--- Begin Extracted information ---
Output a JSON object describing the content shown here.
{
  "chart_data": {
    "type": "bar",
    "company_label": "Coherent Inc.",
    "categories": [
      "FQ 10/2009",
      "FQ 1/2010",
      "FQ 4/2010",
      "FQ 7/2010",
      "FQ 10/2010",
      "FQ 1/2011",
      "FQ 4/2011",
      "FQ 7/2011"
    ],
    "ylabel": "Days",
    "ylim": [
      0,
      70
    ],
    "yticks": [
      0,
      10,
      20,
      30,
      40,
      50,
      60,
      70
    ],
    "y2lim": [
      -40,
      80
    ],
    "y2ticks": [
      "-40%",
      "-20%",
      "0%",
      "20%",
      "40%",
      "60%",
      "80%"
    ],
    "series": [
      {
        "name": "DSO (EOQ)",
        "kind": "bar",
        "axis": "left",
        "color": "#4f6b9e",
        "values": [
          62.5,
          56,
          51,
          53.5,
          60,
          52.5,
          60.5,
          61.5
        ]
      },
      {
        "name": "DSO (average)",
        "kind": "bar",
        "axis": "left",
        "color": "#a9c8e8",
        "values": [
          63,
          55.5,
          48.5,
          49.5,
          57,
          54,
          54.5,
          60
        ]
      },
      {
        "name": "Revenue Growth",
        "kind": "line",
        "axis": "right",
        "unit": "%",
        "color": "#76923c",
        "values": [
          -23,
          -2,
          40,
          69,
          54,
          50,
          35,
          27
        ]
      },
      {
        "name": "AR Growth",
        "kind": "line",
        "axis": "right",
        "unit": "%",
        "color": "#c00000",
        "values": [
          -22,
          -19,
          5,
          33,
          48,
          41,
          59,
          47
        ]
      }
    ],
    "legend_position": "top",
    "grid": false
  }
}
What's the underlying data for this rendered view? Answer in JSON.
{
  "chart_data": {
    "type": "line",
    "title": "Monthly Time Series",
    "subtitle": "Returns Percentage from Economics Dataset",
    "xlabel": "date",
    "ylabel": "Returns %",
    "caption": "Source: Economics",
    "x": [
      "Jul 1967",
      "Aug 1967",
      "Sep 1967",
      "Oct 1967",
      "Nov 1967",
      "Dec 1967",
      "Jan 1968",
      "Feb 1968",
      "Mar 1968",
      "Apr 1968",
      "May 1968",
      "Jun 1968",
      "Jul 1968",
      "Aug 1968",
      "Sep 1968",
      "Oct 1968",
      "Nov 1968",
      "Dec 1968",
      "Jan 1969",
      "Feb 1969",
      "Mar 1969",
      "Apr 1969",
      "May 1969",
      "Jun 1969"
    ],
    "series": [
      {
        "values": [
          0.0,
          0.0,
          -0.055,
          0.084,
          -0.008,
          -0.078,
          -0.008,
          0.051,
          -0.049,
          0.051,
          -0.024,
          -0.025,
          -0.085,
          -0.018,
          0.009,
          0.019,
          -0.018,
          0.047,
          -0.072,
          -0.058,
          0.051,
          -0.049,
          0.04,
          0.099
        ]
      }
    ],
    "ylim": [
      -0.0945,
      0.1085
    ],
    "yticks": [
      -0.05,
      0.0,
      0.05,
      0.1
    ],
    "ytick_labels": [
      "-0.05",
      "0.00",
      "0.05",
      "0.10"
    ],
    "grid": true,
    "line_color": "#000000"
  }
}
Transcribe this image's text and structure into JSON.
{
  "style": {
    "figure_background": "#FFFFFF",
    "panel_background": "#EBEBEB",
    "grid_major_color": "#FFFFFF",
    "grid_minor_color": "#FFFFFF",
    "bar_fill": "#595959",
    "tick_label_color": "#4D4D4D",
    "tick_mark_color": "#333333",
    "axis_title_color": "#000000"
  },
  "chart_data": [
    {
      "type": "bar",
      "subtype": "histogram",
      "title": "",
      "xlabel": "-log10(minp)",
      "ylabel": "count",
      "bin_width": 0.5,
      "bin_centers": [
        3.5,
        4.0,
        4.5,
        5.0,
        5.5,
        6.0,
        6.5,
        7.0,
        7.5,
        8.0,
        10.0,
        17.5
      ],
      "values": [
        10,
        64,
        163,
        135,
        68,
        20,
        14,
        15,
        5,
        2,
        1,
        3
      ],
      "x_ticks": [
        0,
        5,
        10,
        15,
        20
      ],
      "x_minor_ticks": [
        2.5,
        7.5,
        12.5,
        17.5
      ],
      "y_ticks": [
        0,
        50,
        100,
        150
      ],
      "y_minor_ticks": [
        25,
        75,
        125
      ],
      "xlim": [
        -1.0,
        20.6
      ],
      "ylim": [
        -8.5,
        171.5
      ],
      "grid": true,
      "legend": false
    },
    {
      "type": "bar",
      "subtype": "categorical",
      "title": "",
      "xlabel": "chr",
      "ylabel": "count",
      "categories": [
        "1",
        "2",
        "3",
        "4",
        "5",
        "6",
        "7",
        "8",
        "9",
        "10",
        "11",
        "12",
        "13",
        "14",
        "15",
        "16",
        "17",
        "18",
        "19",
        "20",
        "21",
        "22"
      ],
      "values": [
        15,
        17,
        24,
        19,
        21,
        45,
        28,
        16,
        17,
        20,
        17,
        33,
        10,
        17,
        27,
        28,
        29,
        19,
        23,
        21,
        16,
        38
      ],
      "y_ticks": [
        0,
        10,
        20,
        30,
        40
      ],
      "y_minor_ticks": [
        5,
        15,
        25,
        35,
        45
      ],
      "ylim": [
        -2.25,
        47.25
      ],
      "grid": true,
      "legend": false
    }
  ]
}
--- End Extracted information ---
> Task instructions
Using the records above, pull out each line where the word "JSON" occurs.

> In response
Output a JSON object describing the content shown here.
What's the underlying data for this rendered view? Answer in JSON.
Transcribe this image's text and structure into JSON.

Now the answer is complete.